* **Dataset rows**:

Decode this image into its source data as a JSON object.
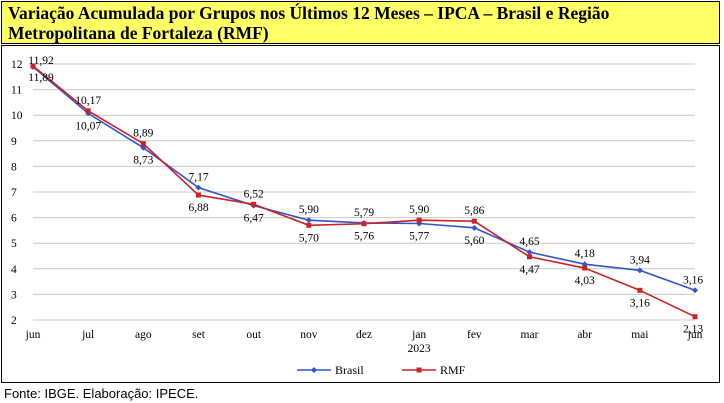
{
  "title": "Variação Acumulada por Grupos nos Últimos 12 Meses – IPCA – Brasil e Região Metropolitana de Fortaleza (RMF)",
  "source": "Fonte: IBGE. Elaboração: IPECE.",
  "chart_data": {
    "type": "line",
    "categories": [
      "jun",
      "jul",
      "ago",
      "set",
      "out",
      "nov",
      "dez",
      "jan",
      "fev",
      "mar",
      "abr",
      "mai",
      "jun"
    ],
    "year_label": "2023",
    "ylim": [
      2,
      12
    ],
    "yticks": [
      2,
      3,
      4,
      5,
      6,
      7,
      8,
      9,
      10,
      11,
      12
    ],
    "grid": true,
    "legend_position": "bottom",
    "series": [
      {
        "name": "Brasil",
        "color": "#3355cc",
        "marker": "diamond",
        "values": [
          11.89,
          10.07,
          8.73,
          7.17,
          6.47,
          5.9,
          5.79,
          5.77,
          5.6,
          4.65,
          4.18,
          3.94,
          3.16
        ]
      },
      {
        "name": "RMF",
        "color": "#cc2222",
        "marker": "square",
        "values": [
          11.92,
          10.17,
          8.89,
          6.88,
          6.52,
          5.7,
          5.76,
          5.9,
          5.86,
          4.47,
          4.03,
          3.16,
          2.13
        ]
      }
    ],
    "labels": {
      "Brasil": [
        "11,89",
        "10,07",
        "8,73",
        "7,17",
        "6,47",
        "5,90",
        "5,79",
        "5,77",
        "5,60",
        "4,65",
        "4,18",
        "3,94",
        "3,16"
      ],
      "RMF": [
        "11,92",
        "10,17",
        "8,89",
        "6,88",
        "6,52",
        "5,70",
        "5,76",
        "5,90",
        "5,86",
        "4,47",
        "4,03",
        "3,16",
        "2,13"
      ]
    }
  }
}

* **Directions for this task**:
Keep the pictures out of your copy, and repeat every entry above exactly.

* **Exercise answer**:
Decode this image into its source data as a JSON object.
{
  "title": "Variação Acumulada por Grupos nos Últimos 12 Meses – IPCA – Brasil e Região Metropolitana de Fortaleza (RMF)",
  "source": "Fonte: IBGE. Elaboração: IPECE.",
  "chart_data": {
    "type": "line",
    "categories": [
      "jun",
      "jul",
      "ago",
      "set",
      "out",
      "nov",
      "dez",
      "jan",
      "fev",
      "mar",
      "abr",
      "mai",
      "jun"
    ],
    "year_label": "2023",
    "ylim": [
      2,
      12
    ],
    "yticks": [
      2,
      3,
      4,
      5,
      6,
      7,
      8,
      9,
      10,
      11,
      12
    ],
    "grid": true,
    "legend_position": "bottom",
    "series": [
      {
        "name": "Brasil",
        "color": "#3355cc",
        "marker": "diamond",
        "values": [
          11.89,
          10.07,
          8.73,
          7.17,
          6.47,
          5.9,
          5.79,
          5.77,
          5.6,
          4.65,
          4.18,
          3.94,
          3.16
        ]
      },
      {
        "name": "RMF",
        "color": "#cc2222",
        "marker": "square",
        "values": [
          11.92,
          10.17,
          8.89,
          6.88,
          6.52,
          5.7,
          5.76,
          5.9,
          5.86,
          4.47,
          4.03,
          3.16,
          2.13
        ]
      }
    ],
    "labels": {
      "Brasil": [
        "11,89",
        "10,07",
        "8,73",
        "7,17",
        "6,47",
        "5,90",
        "5,79",
        "5,77",
        "5,60",
        "4,65",
        "4,18",
        "3,94",
        "3,16"
      ],
      "RMF": [
        "11,92",
        "10,17",
        "8,89",
        "6,88",
        "6,52",
        "5,70",
        "5,76",
        "5,90",
        "5,86",
        "4,47",
        "4,03",
        "3,16",
        "2,13"
      ]
    }
  }
}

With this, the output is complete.